Go through the records and copy each line where the word "IPSL" occurs.

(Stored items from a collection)
════════

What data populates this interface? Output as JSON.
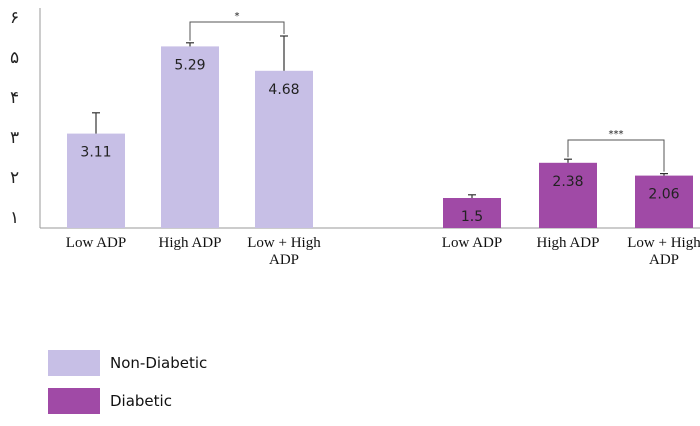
{
  "chart_data": {
    "type": "bar",
    "groups": [
      {
        "series_name": "Non-Diabetic",
        "color": "#c7bfe6",
        "categories": [
          [
            "Low ADP"
          ],
          [
            "High ADP"
          ],
          [
            "Low + High",
            "ADP"
          ]
        ],
        "values": [
          3.11,
          5.29,
          4.68
        ],
        "value_labels": [
          "3.11",
          "5.29",
          "4.68"
        ],
        "error_upper": [
          3.63,
          5.38,
          5.55
        ],
        "significance": [
          {
            "from": 1,
            "to": 2,
            "label": "*",
            "y": 5.9
          }
        ]
      },
      {
        "series_name": "Diabetic",
        "color": "#a04aa6",
        "categories": [
          [
            "Low ADP"
          ],
          [
            "High ADP"
          ],
          [
            "Low + High",
            "ADP"
          ]
        ],
        "values": [
          1.5,
          2.38,
          2.06
        ],
        "value_labels": [
          "1.5",
          "2.38",
          "2.06"
        ],
        "error_upper": [
          1.58,
          2.47,
          2.11
        ],
        "significance": [
          {
            "from": 1,
            "to": 2,
            "label": "***",
            "y": 2.95
          }
        ]
      }
    ],
    "yticks": [
      1,
      2,
      3,
      4,
      5,
      6
    ],
    "ytick_labels": [
      "١",
      "٢",
      "٣",
      "۴",
      "۵",
      "۶"
    ],
    "ylim": [
      0.75,
      6.15
    ],
    "grid": false,
    "legend_position": "bottom-left"
  },
  "legend": {
    "items": [
      {
        "label": "Non-Diabetic",
        "color": "#c7bfe6"
      },
      {
        "label": "Diabetic",
        "color": "#a04aa6"
      }
    ]
  }
}
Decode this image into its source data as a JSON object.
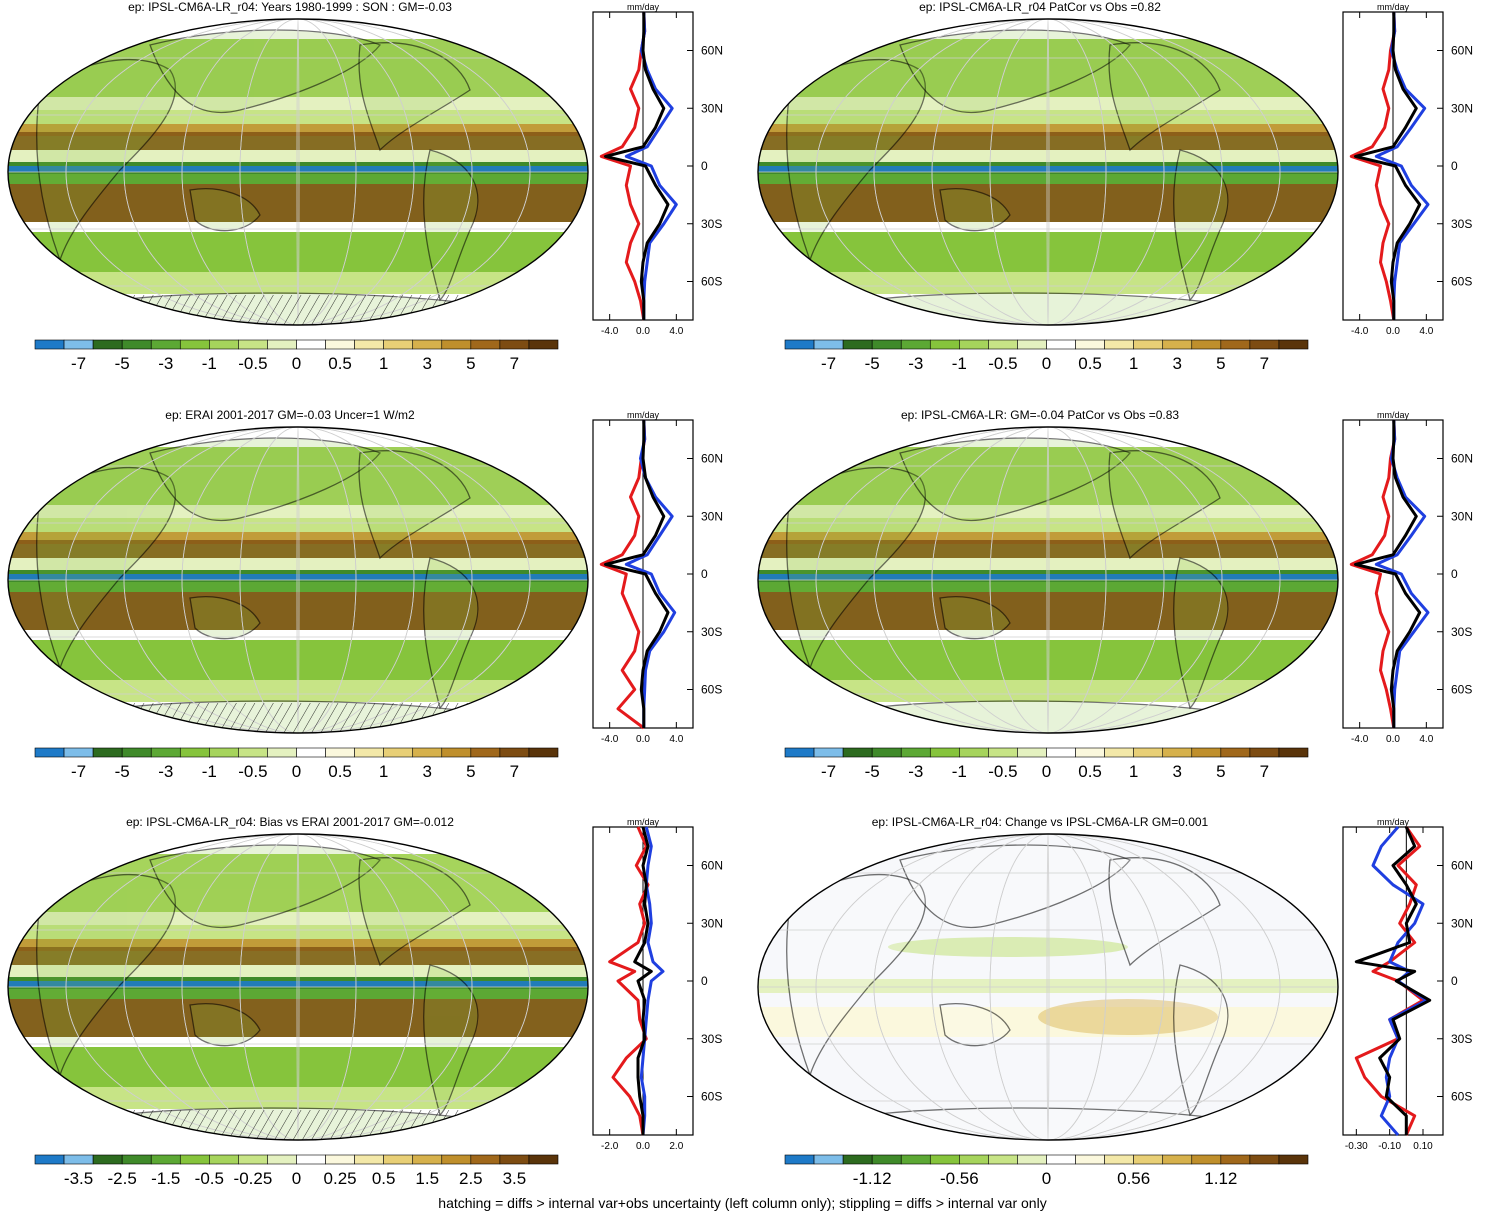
{
  "footnote": "hatching = diffs > internal var+obs uncertainty (left column only); stippling = diffs > internal var only",
  "colors": {
    "palette": [
      "#1e7ac8",
      "#7dbde9",
      "#2d6b1f",
      "#3f8a2a",
      "#5ca834",
      "#86c43c",
      "#a6d45c",
      "#c7e486",
      "#e4f1c0",
      "#ffffff",
      "#fbf8dd",
      "#f3e8a8",
      "#e8cf76",
      "#d6b14c",
      "#bf8f2c",
      "#a0681b",
      "#7d4c12",
      "#5a340a"
    ],
    "obs_line": "#e41a1c",
    "model_line": "#1f3fe0",
    "mean_line": "#000000"
  },
  "panels": [
    {
      "title": "ep: IPSL-CM6A-LR_r04: Years 1980-1999 : SON : GM=-0.03",
      "profile_unit": "mm/day",
      "lat_labels": [
        "60N",
        "30N",
        "0",
        "30S",
        "60S"
      ],
      "profile_ticks": [
        "-4.0",
        "0.0",
        "4.0"
      ],
      "colorbar_labels": [
        "-7",
        "-5",
        "-3",
        "-1",
        "-0.5",
        "0",
        "0.5",
        "1",
        "3",
        "5",
        "7"
      ],
      "chart_data": {
        "type": "line",
        "xlim": [
          -6,
          6
        ],
        "ylim": [
          -80,
          80
        ],
        "x_ticks": [
          -4,
          0,
          4
        ],
        "series": [
          {
            "role": "obs",
            "lat": [
              80,
              70,
              60,
              50,
              40,
              30,
              20,
              10,
              5,
              0,
              -10,
              -20,
              -30,
              -40,
              -50,
              -60,
              -70,
              -80
            ],
            "values": [
              0.1,
              0.2,
              -0.2,
              -0.5,
              -1.5,
              -0.5,
              -1.0,
              -2.5,
              -5.0,
              -1.5,
              -2.0,
              -1.5,
              -0.5,
              -1.5,
              -2.0,
              -1.0,
              -0.3,
              0.1
            ]
          },
          {
            "role": "model",
            "lat": [
              80,
              70,
              60,
              50,
              40,
              30,
              20,
              10,
              5,
              0,
              -10,
              -20,
              -30,
              -40,
              -50,
              -60,
              -70,
              -80
            ],
            "values": [
              0.1,
              0.2,
              -0.2,
              0.5,
              1.5,
              3.5,
              2.0,
              0.5,
              -2.0,
              1.0,
              2.0,
              4.0,
              2.5,
              0.8,
              0.5,
              0.2,
              0.1,
              0.1
            ]
          },
          {
            "role": "mean",
            "lat": [
              80,
              70,
              60,
              50,
              40,
              30,
              20,
              10,
              5,
              0,
              -10,
              -20,
              -30,
              -40,
              -50,
              -60,
              -70,
              -80
            ],
            "values": [
              0.1,
              0.1,
              0.0,
              0.3,
              1.2,
              2.5,
              1.5,
              0.0,
              -4.5,
              0.3,
              1.5,
              3.0,
              2.0,
              0.5,
              0.0,
              -0.2,
              0.1,
              0.1
            ]
          }
        ]
      }
    },
    {
      "title": "ep: IPSL-CM6A-LR_r04 PatCor vs Obs =0.82",
      "profile_unit": "mm/day",
      "lat_labels": [
        "60N",
        "30N",
        "0",
        "30S",
        "60S"
      ],
      "profile_ticks": [
        "-4.0",
        "0.0",
        "4.0"
      ],
      "colorbar_labels": [
        "-7",
        "-5",
        "-3",
        "-1",
        "-0.5",
        "0",
        "0.5",
        "1",
        "3",
        "5",
        "7"
      ],
      "chart_data": {
        "type": "line",
        "xlim": [
          -6,
          6
        ],
        "ylim": [
          -80,
          80
        ],
        "x_ticks": [
          -4,
          0,
          4
        ],
        "series": [
          {
            "role": "obs",
            "lat": [
              80,
              70,
              60,
              50,
              40,
              30,
              20,
              10,
              5,
              0,
              -10,
              -20,
              -30,
              -40,
              -50,
              -60,
              -70,
              -80
            ],
            "values": [
              0.1,
              0.2,
              -0.3,
              -0.5,
              -1.2,
              -0.5,
              -1.0,
              -2.5,
              -5.0,
              -1.5,
              -2.0,
              -1.5,
              -0.5,
              -1.2,
              -1.5,
              -0.8,
              -0.3,
              0.1
            ]
          },
          {
            "role": "model",
            "lat": [
              80,
              70,
              60,
              50,
              40,
              30,
              20,
              10,
              5,
              0,
              -10,
              -20,
              -30,
              -40,
              -50,
              -60,
              -70,
              -80
            ],
            "values": [
              0.1,
              0.2,
              -0.2,
              0.5,
              1.5,
              3.8,
              2.2,
              0.5,
              -2.0,
              1.0,
              2.2,
              4.2,
              2.5,
              0.8,
              0.5,
              0.2,
              0.1,
              0.1
            ]
          },
          {
            "role": "mean",
            "lat": [
              80,
              70,
              60,
              50,
              40,
              30,
              20,
              10,
              5,
              0,
              -10,
              -20,
              -30,
              -40,
              -50,
              -60,
              -70,
              -80
            ],
            "values": [
              0.1,
              0.1,
              0.0,
              0.3,
              1.2,
              2.8,
              1.5,
              0.0,
              -4.5,
              0.3,
              1.5,
              3.2,
              2.0,
              0.5,
              0.0,
              -0.2,
              0.1,
              0.1
            ]
          }
        ]
      }
    },
    {
      "title": "ep: ERAI 2001-2017 GM=-0.03 Uncer=1 W/m2",
      "profile_unit": "mm/day",
      "lat_labels": [
        "60N",
        "30N",
        "0",
        "30S",
        "60S"
      ],
      "profile_ticks": [
        "-4.0",
        "0.0",
        "4.0"
      ],
      "colorbar_labels": [
        "-7",
        "-5",
        "-3",
        "-1",
        "-0.5",
        "0",
        "0.5",
        "1",
        "3",
        "5",
        "7"
      ],
      "chart_data": {
        "type": "line",
        "xlim": [
          -6,
          6
        ],
        "ylim": [
          -80,
          80
        ],
        "x_ticks": [
          -4,
          0,
          4
        ],
        "series": [
          {
            "role": "obs",
            "lat": [
              80,
              70,
              60,
              50,
              40,
              30,
              20,
              10,
              5,
              0,
              -10,
              -20,
              -30,
              -40,
              -50,
              -60,
              -70,
              -80
            ],
            "values": [
              0.1,
              0.2,
              -0.2,
              -0.5,
              -1.5,
              -0.5,
              -1.0,
              -2.5,
              -5.0,
              -2.0,
              -2.5,
              -1.5,
              -0.5,
              -1.0,
              -2.5,
              -1.0,
              -3.0,
              0.1
            ]
          },
          {
            "role": "model",
            "lat": [
              80,
              70,
              60,
              50,
              40,
              30,
              20,
              10,
              5,
              0,
              -10,
              -20,
              -30,
              -40,
              -50,
              -60,
              -70,
              -80
            ],
            "values": [
              0.1,
              0.2,
              -0.3,
              0.3,
              1.5,
              3.5,
              2.0,
              0.5,
              -2.0,
              1.0,
              2.0,
              3.8,
              2.5,
              0.8,
              0.3,
              0.2,
              0.1,
              0.1
            ]
          },
          {
            "role": "mean",
            "lat": [
              80,
              70,
              60,
              50,
              40,
              30,
              20,
              10,
              5,
              0,
              -10,
              -20,
              -30,
              -40,
              -50,
              -60,
              -70,
              -80
            ],
            "values": [
              0.1,
              0.1,
              0.0,
              0.3,
              1.2,
              2.5,
              1.5,
              0.0,
              -4.5,
              0.3,
              1.5,
              3.0,
              2.0,
              0.5,
              0.0,
              -0.2,
              0.1,
              0.1
            ]
          }
        ]
      }
    },
    {
      "title": "ep: IPSL-CM6A-LR: GM=-0.04 PatCor vs Obs =0.83",
      "profile_unit": "mm/day",
      "lat_labels": [
        "60N",
        "30N",
        "0",
        "30S",
        "60S"
      ],
      "profile_ticks": [
        "-4.0",
        "0.0",
        "4.0"
      ],
      "colorbar_labels": [
        "-7",
        "-5",
        "-3",
        "-1",
        "-0.5",
        "0",
        "0.5",
        "1",
        "3",
        "5",
        "7"
      ],
      "chart_data": {
        "type": "line",
        "xlim": [
          -6,
          6
        ],
        "ylim": [
          -80,
          80
        ],
        "x_ticks": [
          -4,
          0,
          4
        ],
        "series": [
          {
            "role": "obs",
            "lat": [
              80,
              70,
              60,
              50,
              40,
              30,
              20,
              10,
              5,
              0,
              -10,
              -20,
              -30,
              -40,
              -50,
              -60,
              -70,
              -80
            ],
            "values": [
              0.1,
              0.2,
              -0.3,
              -0.5,
              -1.2,
              -0.5,
              -1.0,
              -2.5,
              -5.0,
              -1.5,
              -2.0,
              -1.5,
              -0.5,
              -1.2,
              -1.5,
              -0.8,
              -0.3,
              0.1
            ]
          },
          {
            "role": "model",
            "lat": [
              80,
              70,
              60,
              50,
              40,
              30,
              20,
              10,
              5,
              0,
              -10,
              -20,
              -30,
              -40,
              -50,
              -60,
              -70,
              -80
            ],
            "values": [
              0.1,
              0.2,
              -0.2,
              0.5,
              1.5,
              3.8,
              2.2,
              0.5,
              -2.0,
              1.0,
              2.2,
              4.2,
              2.5,
              0.8,
              0.5,
              0.2,
              0.1,
              0.1
            ]
          },
          {
            "role": "mean",
            "lat": [
              80,
              70,
              60,
              50,
              40,
              30,
              20,
              10,
              5,
              0,
              -10,
              -20,
              -30,
              -40,
              -50,
              -60,
              -70,
              -80
            ],
            "values": [
              0.1,
              0.1,
              0.0,
              0.3,
              1.2,
              2.8,
              1.5,
              0.0,
              -4.5,
              0.3,
              1.5,
              3.2,
              2.0,
              0.5,
              0.0,
              -0.2,
              0.1,
              0.1
            ]
          }
        ]
      }
    },
    {
      "title": "ep: IPSL-CM6A-LR_r04: Bias vs ERAI 2001-2017  GM=-0.012",
      "profile_unit": "mm/day",
      "lat_labels": [
        "60N",
        "30N",
        "0",
        "30S",
        "60S"
      ],
      "profile_ticks": [
        "-2.0",
        "0.0",
        "2.0"
      ],
      "colorbar_labels": [
        "-3.5",
        "-2.5",
        "-1.5",
        "-0.5",
        "-0.25",
        "0",
        "0.25",
        "0.5",
        "1.5",
        "2.5",
        "3.5"
      ],
      "chart_data": {
        "type": "line",
        "xlim": [
          -3,
          3
        ],
        "ylim": [
          -80,
          80
        ],
        "x_ticks": [
          -2,
          0,
          2
        ],
        "series": [
          {
            "role": "obs",
            "lat": [
              80,
              70,
              60,
              50,
              40,
              30,
              20,
              10,
              5,
              0,
              -10,
              -20,
              -30,
              -40,
              -50,
              -60,
              -70,
              -80
            ],
            "values": [
              -0.3,
              0.2,
              -0.4,
              0.3,
              -0.2,
              0.1,
              -0.3,
              -2.0,
              -0.5,
              -1.5,
              -0.3,
              -0.2,
              0.2,
              -1.0,
              -1.8,
              -0.8,
              -0.2,
              0.0
            ]
          },
          {
            "role": "model",
            "lat": [
              80,
              70,
              60,
              50,
              40,
              30,
              20,
              10,
              5,
              0,
              -10,
              -20,
              -30,
              -40,
              -50,
              -60,
              -70,
              -80
            ],
            "values": [
              0.2,
              0.5,
              0.3,
              0.2,
              0.4,
              0.5,
              0.3,
              0.6,
              1.2,
              0.5,
              0.3,
              0.2,
              0.1,
              0.0,
              -0.1,
              0.1,
              0.1,
              0.0
            ]
          },
          {
            "role": "mean",
            "lat": [
              80,
              70,
              60,
              50,
              40,
              30,
              20,
              10,
              5,
              0,
              -10,
              -20,
              -30,
              -40,
              -50,
              -60,
              -70,
              -80
            ],
            "values": [
              0.0,
              0.3,
              0.0,
              0.2,
              0.1,
              0.3,
              0.1,
              -0.5,
              0.5,
              -0.3,
              0.1,
              0.0,
              0.1,
              -0.3,
              -0.3,
              -0.2,
              0.0,
              0.0
            ]
          }
        ]
      }
    },
    {
      "title": "ep: IPSL-CM6A-LR_r04: Change vs IPSL-CM6A-LR GM=0.001",
      "profile_unit": "mm/day",
      "lat_labels": [
        "60N",
        "30N",
        "0",
        "30S",
        "60S"
      ],
      "profile_ticks": [
        "-0.30",
        "-0.10",
        "0.10"
      ],
      "colorbar_labels": [
        "-1.12",
        "-0.56",
        "0",
        "0.56",
        "1.12"
      ],
      "chart_data": {
        "type": "line",
        "xlim": [
          -0.38,
          0.22
        ],
        "ylim": [
          -80,
          80
        ],
        "x_ticks": [
          -0.3,
          -0.1,
          0.1
        ],
        "series": [
          {
            "role": "obs",
            "lat": [
              80,
              70,
              60,
              50,
              40,
              30,
              20,
              10,
              5,
              0,
              -10,
              -20,
              -30,
              -40,
              -50,
              -60,
              -70,
              -80
            ],
            "values": [
              0.0,
              0.08,
              -0.05,
              0.06,
              0.02,
              -0.04,
              0.05,
              -0.1,
              -0.2,
              -0.05,
              0.1,
              -0.1,
              -0.05,
              -0.3,
              -0.25,
              -0.15,
              0.05,
              0.0
            ]
          },
          {
            "role": "model",
            "lat": [
              80,
              70,
              60,
              50,
              40,
              30,
              20,
              10,
              5,
              0,
              -10,
              -20,
              -30,
              -40,
              -50,
              -60,
              -70,
              -80
            ],
            "values": [
              -0.05,
              -0.15,
              -0.2,
              -0.08,
              0.1,
              0.05,
              -0.05,
              -0.1,
              0.02,
              -0.05,
              0.12,
              -0.1,
              -0.05,
              -0.1,
              -0.12,
              -0.1,
              -0.15,
              -0.05
            ]
          },
          {
            "role": "mean",
            "lat": [
              80,
              70,
              60,
              50,
              40,
              30,
              20,
              10,
              5,
              0,
              -10,
              -20,
              -30,
              -40,
              -50,
              -60,
              -70,
              -80
            ],
            "values": [
              0.0,
              0.05,
              -0.08,
              0.0,
              0.06,
              0.0,
              0.02,
              -0.3,
              0.05,
              -0.06,
              0.14,
              -0.08,
              -0.04,
              -0.16,
              -0.1,
              -0.12,
              0.0,
              0.0
            ]
          }
        ]
      }
    }
  ]
}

════════

Task output:
      "title": "ep: IPSL-CM6A-LR_r04: Years 1980-1999 : SON : GM=-0.03",
      "title": "ep: IPSL-CM6A-LR_r04 PatCor vs Obs =0.82",
      "title": "ep: IPSL-CM6A-LR: GM=-0.04 PatCor vs Obs =0.83",
      "title": "ep: IPSL-CM6A-LR_r04: Bias vs ERAI 2001-2017  GM=-0.012",
      "title": "ep: IPSL-CM6A-LR_r04: Change vs IPSL-CM6A-LR GM=0.001",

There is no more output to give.